Rewrite the entries as a numbered list, leaving out any blank lines. Begin at the first line of the entries and stop after the line that contains "legend (36, 46, 534, 76)".

start Material to process

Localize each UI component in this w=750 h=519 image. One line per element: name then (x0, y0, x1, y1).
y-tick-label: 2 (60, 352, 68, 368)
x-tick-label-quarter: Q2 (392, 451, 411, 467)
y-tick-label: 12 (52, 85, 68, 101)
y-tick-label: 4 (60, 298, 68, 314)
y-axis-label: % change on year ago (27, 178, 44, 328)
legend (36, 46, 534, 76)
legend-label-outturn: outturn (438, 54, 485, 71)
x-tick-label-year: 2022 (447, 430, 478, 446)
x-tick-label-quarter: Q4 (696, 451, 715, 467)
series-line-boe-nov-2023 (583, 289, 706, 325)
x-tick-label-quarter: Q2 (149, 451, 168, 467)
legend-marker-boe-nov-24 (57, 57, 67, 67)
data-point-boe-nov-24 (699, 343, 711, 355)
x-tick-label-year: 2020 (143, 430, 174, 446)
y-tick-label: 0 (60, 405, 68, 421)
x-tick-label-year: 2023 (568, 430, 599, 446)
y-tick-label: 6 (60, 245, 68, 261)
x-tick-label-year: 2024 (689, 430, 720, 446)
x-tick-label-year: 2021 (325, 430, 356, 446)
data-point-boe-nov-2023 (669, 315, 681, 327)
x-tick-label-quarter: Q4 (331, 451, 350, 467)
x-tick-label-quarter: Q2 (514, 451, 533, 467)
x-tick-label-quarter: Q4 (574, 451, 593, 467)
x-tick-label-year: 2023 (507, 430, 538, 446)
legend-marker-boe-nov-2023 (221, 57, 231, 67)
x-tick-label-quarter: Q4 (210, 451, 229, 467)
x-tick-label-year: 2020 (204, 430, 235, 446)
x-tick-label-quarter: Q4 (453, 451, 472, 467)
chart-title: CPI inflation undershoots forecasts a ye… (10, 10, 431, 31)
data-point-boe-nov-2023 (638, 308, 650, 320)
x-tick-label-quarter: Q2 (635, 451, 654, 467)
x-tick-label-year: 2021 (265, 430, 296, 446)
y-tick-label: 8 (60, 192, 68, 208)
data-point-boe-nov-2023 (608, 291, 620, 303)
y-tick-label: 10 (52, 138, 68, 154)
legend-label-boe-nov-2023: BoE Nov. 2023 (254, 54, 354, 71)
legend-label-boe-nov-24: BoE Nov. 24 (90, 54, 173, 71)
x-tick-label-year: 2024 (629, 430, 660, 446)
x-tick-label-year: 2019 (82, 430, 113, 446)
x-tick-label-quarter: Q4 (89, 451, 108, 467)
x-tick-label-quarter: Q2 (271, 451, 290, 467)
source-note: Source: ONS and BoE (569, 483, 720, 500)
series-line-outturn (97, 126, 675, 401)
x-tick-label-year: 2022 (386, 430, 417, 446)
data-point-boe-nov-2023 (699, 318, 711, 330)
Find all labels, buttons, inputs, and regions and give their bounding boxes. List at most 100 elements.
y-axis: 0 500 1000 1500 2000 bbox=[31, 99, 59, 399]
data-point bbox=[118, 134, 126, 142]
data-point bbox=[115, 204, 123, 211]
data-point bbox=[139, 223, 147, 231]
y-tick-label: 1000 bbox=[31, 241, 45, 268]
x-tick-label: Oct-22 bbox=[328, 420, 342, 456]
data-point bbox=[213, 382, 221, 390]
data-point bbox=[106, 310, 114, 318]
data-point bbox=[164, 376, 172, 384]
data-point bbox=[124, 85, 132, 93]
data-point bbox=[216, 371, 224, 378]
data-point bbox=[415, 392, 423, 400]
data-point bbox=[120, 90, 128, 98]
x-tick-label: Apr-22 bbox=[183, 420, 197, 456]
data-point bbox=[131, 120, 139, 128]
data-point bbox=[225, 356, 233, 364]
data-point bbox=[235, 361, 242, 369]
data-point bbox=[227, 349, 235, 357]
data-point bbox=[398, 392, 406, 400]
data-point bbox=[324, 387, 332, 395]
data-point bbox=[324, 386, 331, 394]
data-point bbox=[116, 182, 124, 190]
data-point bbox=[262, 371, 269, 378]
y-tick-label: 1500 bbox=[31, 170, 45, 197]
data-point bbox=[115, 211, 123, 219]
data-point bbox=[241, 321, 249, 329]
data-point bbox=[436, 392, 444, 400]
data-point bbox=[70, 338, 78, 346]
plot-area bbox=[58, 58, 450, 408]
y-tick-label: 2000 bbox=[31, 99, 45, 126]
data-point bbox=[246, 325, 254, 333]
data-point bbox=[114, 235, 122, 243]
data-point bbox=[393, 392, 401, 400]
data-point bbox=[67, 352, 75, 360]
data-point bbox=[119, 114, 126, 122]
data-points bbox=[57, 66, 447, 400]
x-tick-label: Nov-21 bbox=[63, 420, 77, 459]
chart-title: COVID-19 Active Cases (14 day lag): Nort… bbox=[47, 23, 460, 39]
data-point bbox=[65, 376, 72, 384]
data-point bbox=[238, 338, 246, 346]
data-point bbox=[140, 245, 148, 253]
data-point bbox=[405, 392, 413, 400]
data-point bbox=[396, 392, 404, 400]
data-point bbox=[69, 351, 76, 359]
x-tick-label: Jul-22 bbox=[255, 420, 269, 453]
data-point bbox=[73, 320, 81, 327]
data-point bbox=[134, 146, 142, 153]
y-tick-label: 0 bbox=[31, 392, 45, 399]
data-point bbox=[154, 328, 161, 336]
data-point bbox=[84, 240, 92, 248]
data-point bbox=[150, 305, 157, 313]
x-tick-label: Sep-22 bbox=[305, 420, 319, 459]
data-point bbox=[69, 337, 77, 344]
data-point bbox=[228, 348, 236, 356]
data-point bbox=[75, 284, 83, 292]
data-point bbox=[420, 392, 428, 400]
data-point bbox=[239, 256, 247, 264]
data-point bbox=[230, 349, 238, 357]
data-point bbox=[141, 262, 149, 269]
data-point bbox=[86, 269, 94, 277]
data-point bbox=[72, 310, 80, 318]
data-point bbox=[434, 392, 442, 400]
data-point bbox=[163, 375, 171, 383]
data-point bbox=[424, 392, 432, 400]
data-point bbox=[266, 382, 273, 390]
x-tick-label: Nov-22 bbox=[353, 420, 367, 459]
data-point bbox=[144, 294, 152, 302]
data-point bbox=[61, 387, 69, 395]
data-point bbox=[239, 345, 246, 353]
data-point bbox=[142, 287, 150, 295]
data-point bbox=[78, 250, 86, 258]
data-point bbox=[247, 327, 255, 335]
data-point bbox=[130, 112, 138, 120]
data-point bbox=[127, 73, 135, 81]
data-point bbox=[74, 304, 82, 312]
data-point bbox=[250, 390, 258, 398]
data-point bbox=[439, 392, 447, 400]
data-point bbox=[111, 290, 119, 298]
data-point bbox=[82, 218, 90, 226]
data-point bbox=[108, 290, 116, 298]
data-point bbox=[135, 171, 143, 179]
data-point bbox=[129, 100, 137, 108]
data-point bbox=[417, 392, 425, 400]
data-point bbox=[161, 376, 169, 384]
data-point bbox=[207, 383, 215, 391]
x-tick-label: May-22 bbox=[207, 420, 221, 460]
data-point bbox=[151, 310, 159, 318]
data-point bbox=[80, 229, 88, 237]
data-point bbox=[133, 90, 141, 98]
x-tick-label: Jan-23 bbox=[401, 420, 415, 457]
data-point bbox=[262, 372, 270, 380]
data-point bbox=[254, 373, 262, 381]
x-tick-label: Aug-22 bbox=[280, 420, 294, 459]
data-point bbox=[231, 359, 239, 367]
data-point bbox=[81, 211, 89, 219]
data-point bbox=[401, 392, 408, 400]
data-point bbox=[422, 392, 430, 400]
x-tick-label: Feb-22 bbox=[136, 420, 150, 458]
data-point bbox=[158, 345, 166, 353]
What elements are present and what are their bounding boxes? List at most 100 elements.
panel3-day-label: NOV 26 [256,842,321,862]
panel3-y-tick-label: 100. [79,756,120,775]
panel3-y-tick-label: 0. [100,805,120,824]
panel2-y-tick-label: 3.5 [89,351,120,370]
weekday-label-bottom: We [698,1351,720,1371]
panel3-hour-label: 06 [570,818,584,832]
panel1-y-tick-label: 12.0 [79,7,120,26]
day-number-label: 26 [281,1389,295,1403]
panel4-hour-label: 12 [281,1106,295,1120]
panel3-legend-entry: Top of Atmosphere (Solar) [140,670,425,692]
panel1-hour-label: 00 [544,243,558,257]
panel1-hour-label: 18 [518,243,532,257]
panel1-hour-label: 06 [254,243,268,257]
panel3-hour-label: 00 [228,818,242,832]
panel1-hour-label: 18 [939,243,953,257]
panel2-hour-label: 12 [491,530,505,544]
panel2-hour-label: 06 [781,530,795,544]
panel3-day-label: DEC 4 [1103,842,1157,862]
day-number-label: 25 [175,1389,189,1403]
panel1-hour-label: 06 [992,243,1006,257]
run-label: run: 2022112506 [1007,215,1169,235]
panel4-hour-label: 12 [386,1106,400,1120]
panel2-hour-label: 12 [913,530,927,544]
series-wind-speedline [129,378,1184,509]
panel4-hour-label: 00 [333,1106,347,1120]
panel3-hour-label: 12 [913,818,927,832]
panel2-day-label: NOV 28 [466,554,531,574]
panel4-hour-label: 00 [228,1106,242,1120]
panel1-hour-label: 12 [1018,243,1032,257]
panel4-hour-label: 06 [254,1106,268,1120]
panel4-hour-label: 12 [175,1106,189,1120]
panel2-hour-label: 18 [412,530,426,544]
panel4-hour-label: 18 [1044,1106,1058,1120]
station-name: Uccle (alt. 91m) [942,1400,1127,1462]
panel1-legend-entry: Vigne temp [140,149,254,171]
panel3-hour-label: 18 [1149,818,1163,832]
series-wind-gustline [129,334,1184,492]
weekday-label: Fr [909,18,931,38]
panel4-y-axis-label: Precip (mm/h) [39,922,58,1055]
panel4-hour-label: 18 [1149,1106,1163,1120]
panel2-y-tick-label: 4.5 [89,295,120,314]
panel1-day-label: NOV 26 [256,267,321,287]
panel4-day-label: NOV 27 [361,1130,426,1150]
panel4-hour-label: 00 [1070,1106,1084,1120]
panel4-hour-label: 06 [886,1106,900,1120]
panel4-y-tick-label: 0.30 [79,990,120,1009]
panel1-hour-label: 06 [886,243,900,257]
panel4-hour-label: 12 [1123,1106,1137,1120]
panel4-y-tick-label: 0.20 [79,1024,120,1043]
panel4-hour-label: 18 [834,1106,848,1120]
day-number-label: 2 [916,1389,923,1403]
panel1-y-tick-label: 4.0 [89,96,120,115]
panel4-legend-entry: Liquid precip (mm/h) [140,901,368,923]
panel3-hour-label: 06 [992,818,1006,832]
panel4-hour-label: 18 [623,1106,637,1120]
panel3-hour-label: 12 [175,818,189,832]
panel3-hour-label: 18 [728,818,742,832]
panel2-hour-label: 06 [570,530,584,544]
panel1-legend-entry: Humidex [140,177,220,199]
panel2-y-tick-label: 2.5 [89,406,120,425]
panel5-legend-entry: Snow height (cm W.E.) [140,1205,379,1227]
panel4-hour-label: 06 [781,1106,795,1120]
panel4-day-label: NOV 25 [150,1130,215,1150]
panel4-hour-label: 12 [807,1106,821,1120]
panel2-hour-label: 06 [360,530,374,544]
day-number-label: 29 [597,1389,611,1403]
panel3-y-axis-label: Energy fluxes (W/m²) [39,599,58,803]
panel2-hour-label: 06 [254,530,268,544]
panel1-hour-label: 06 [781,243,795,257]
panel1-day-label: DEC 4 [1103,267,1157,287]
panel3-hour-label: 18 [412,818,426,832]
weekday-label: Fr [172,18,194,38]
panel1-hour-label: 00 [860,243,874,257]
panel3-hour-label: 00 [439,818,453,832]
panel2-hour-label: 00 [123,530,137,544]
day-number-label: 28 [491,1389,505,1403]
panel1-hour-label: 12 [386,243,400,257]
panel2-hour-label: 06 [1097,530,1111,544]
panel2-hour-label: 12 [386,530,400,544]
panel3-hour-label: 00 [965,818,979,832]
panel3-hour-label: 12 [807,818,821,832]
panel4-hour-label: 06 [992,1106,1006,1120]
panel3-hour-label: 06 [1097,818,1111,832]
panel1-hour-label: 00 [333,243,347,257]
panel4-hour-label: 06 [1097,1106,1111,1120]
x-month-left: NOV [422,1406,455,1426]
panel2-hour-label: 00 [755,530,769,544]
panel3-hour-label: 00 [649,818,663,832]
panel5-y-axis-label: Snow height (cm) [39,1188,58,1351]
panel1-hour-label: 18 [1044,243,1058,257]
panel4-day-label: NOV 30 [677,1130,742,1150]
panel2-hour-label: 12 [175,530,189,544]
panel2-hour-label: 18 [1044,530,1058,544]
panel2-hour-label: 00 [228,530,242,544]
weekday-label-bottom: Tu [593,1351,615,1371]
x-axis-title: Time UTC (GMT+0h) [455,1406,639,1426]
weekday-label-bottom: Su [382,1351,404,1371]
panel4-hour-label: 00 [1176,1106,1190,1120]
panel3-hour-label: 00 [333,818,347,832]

end Material to process

■ **Answer to this task**:
1. Localize each UI component in this w=750 h=519 image. One line per element: name then (x0, y0, x1, y1).
2. y-tick-label: 2 (60, 352, 68, 368)
3. x-tick-label-quarter: Q2 (392, 451, 411, 467)
4. y-tick-label: 12 (52, 85, 68, 101)
5. y-tick-label: 4 (60, 298, 68, 314)
6. y-axis-label: % change on year ago (27, 178, 44, 328)
7. legend (36, 46, 534, 76)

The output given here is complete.